**EXERCISE PROMPT:** Reproduce all entries precisely, down to the last character.

**DATA FOR THE TASK:**
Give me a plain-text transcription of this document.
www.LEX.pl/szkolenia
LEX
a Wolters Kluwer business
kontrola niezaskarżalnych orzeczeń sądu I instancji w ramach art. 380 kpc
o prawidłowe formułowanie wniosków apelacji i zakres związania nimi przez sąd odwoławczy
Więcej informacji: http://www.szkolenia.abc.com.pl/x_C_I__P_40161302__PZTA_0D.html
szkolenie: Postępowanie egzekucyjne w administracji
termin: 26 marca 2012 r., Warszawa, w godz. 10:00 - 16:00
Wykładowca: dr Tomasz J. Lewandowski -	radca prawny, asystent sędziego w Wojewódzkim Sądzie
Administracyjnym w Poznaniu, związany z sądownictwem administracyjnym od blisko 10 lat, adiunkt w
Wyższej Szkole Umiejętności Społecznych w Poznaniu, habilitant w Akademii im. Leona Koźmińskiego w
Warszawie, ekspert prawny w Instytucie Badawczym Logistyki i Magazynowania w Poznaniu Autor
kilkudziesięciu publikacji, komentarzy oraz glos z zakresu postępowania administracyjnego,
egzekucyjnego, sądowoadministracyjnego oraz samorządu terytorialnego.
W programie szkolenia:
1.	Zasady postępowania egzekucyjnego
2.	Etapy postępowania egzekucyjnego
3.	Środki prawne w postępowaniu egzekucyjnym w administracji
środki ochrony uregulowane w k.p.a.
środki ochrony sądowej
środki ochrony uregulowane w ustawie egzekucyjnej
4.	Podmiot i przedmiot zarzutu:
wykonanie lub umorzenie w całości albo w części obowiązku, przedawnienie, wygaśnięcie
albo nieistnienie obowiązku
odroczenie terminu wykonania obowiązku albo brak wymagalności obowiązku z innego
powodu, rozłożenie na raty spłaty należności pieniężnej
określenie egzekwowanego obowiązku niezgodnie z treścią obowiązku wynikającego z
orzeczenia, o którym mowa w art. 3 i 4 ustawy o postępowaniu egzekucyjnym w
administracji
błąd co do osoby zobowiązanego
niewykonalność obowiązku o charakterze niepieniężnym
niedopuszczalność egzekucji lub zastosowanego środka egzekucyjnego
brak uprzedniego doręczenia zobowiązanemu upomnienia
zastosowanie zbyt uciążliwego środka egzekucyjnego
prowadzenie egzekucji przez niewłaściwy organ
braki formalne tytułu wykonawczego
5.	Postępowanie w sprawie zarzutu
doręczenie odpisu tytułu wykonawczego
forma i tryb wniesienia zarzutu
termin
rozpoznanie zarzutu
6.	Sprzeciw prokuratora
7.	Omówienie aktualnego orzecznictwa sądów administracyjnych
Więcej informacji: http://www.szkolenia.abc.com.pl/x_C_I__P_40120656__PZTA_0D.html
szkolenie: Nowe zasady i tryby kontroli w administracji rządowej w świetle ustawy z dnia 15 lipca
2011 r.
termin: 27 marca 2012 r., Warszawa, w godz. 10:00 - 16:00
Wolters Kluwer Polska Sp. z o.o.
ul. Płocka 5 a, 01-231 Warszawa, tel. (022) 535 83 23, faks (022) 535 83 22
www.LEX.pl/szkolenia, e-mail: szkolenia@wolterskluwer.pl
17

**RESULT BELOW:**
Give me a plain-text transcription of this document.
www.LEX.pl/szkolenia
LEX
a Wolters Kluwer business
kontrola niezaskarżalnych orzeczeń sądu I instancji w ramach art. 380 kpc
o prawidłowe formułowanie wniosków apelacji i zakres związania nimi przez sąd odwoławczy
Więcej informacji: http://www.szkolenia.abc.com.pl/x_C_I__P_40161302__PZTA_0D.html
szkolenie: Postępowanie egzekucyjne w administracji
termin: 26 marca 2012 r., Warszawa, w godz. 10:00 - 16:00
Wykładowca: dr Tomasz J. Lewandowski -	radca prawny, asystent sędziego w Wojewódzkim Sądzie
Administracyjnym w Poznaniu, związany z sądownictwem administracyjnym od blisko 10 lat, adiunkt w
Wyższej Szkole Umiejętności Społecznych w Poznaniu, habilitant w Akademii im. Leona Koźmińskiego w
Warszawie, ekspert prawny w Instytucie Badawczym Logistyki i Magazynowania w Poznaniu Autor
kilkudziesięciu publikacji, komentarzy oraz glos z zakresu postępowania administracyjnego,
egzekucyjnego, sądowoadministracyjnego oraz samorządu terytorialnego.
W programie szkolenia:
1.	Zasady postępowania egzekucyjnego
2.	Etapy postępowania egzekucyjnego
3.	Środki prawne w postępowaniu egzekucyjnym w administracji
środki ochrony uregulowane w k.p.a.
środki ochrony sądowej
środki ochrony uregulowane w ustawie egzekucyjnej
4.	Podmiot i przedmiot zarzutu:
wykonanie lub umorzenie w całości albo w części obowiązku, przedawnienie, wygaśnięcie
albo nieistnienie obowiązku
odroczenie terminu wykonania obowiązku albo brak wymagalności obowiązku z innego
powodu, rozłożenie na raty spłaty należności pieniężnej
określenie egzekwowanego obowiązku niezgodnie z treścią obowiązku wynikającego z
orzeczenia, o którym mowa w art. 3 i 4 ustawy o postępowaniu egzekucyjnym w
administracji
błąd co do osoby zobowiązanego
niewykonalność obowiązku o charakterze niepieniężnym
niedopuszczalność egzekucji lub zastosowanego środka egzekucyjnego
brak uprzedniego doręczenia zobowiązanemu upomnienia
zastosowanie zbyt uciążliwego środka egzekucyjnego
prowadzenie egzekucji przez niewłaściwy organ
braki formalne tytułu wykonawczego
5.	Postępowanie w sprawie zarzutu
doręczenie odpisu tytułu wykonawczego
forma i tryb wniesienia zarzutu
termin
rozpoznanie zarzutu
6.	Sprzeciw prokuratora
7.	Omówienie aktualnego orzecznictwa sądów administracyjnych
Więcej informacji: http://www.szkolenia.abc.com.pl/x_C_I__P_40120656__PZTA_0D.html
szkolenie: Nowe zasady i tryby kontroli w administracji rządowej w świetle ustawy z dnia 15 lipca
2011 r.
termin: 27 marca 2012 r., Warszawa, w godz. 10:00 - 16:00
Wolters Kluwer Polska Sp. z o.o.
ul. Płocka 5 a, 01-231 Warszawa, tel. (022) 535 83 23, faks (022) 535 83 22
www.LEX.pl/szkolenia, e-mail: szkolenia@wolterskluwer.pl
17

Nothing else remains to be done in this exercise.